TASK: How many lines in the listing below include the word "Pharmaceutical"? Answer with the number and nothing else.

—————

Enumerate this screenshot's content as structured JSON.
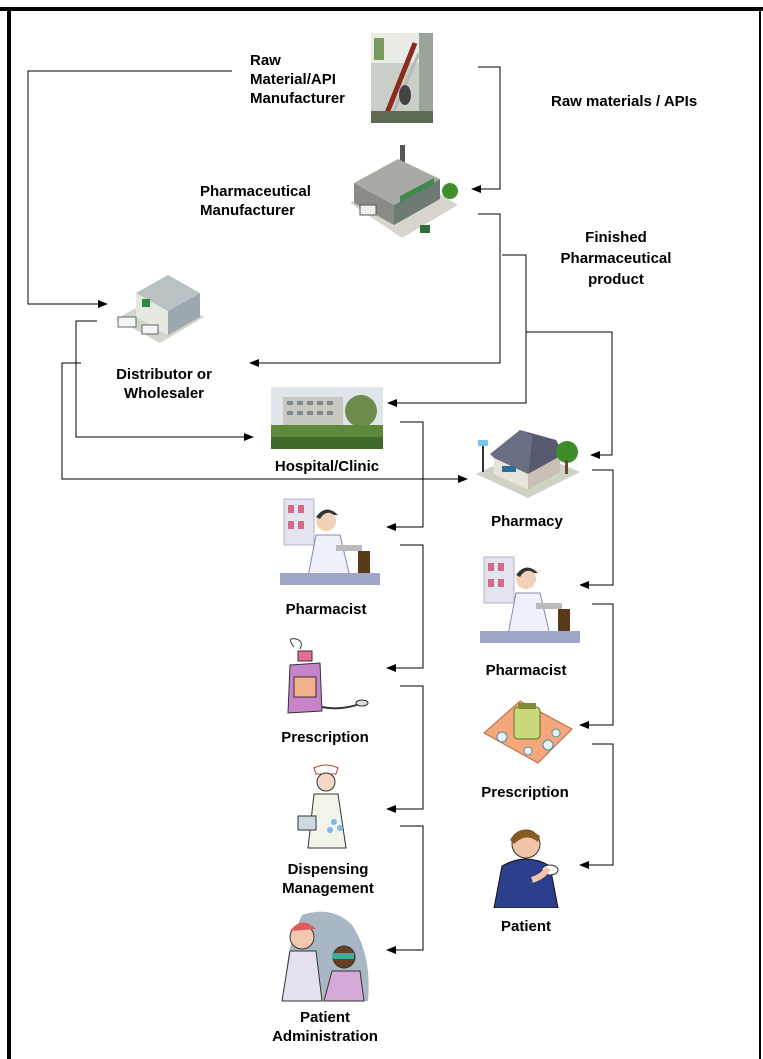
{
  "nodes": {
    "raw_material": {
      "line1": "Raw",
      "line2": "Material/API",
      "line3": "Manufacturer"
    },
    "pharma_manufacturer": {
      "line1": "Pharmaceutical",
      "line2": "Manufacturer"
    },
    "distributor": {
      "line1": "Distributor or",
      "line2": "Wholesaler"
    },
    "hospital": {
      "line1": "Hospital/Clinic"
    },
    "pharmacy": {
      "line1": "Pharmacy"
    },
    "hospital_pharmacist": {
      "line1": "Pharmacist"
    },
    "hospital_prescription": {
      "line1": "Prescription"
    },
    "dispensing": {
      "line1": "Dispensing",
      "line2": "Management"
    },
    "patient_admin": {
      "line1": "Patient",
      "line2": "Administration"
    },
    "pharmacy_pharmacist": {
      "line1": "Pharmacist"
    },
    "pharmacy_prescription": {
      "line1": "Prescription"
    },
    "patient": {
      "line1": "Patient"
    }
  },
  "annotations": {
    "raw_materials": "Raw materials / APIs",
    "finished_1": "Finished",
    "finished_2": "Pharmaceutical",
    "finished_3": "product"
  }
}
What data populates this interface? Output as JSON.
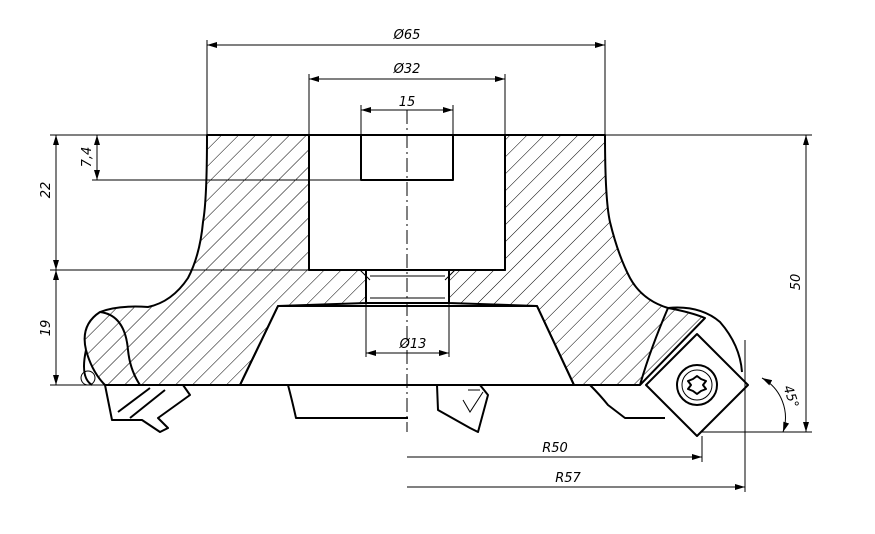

—————

OUTPUT FOR THIS EXERCISE: 2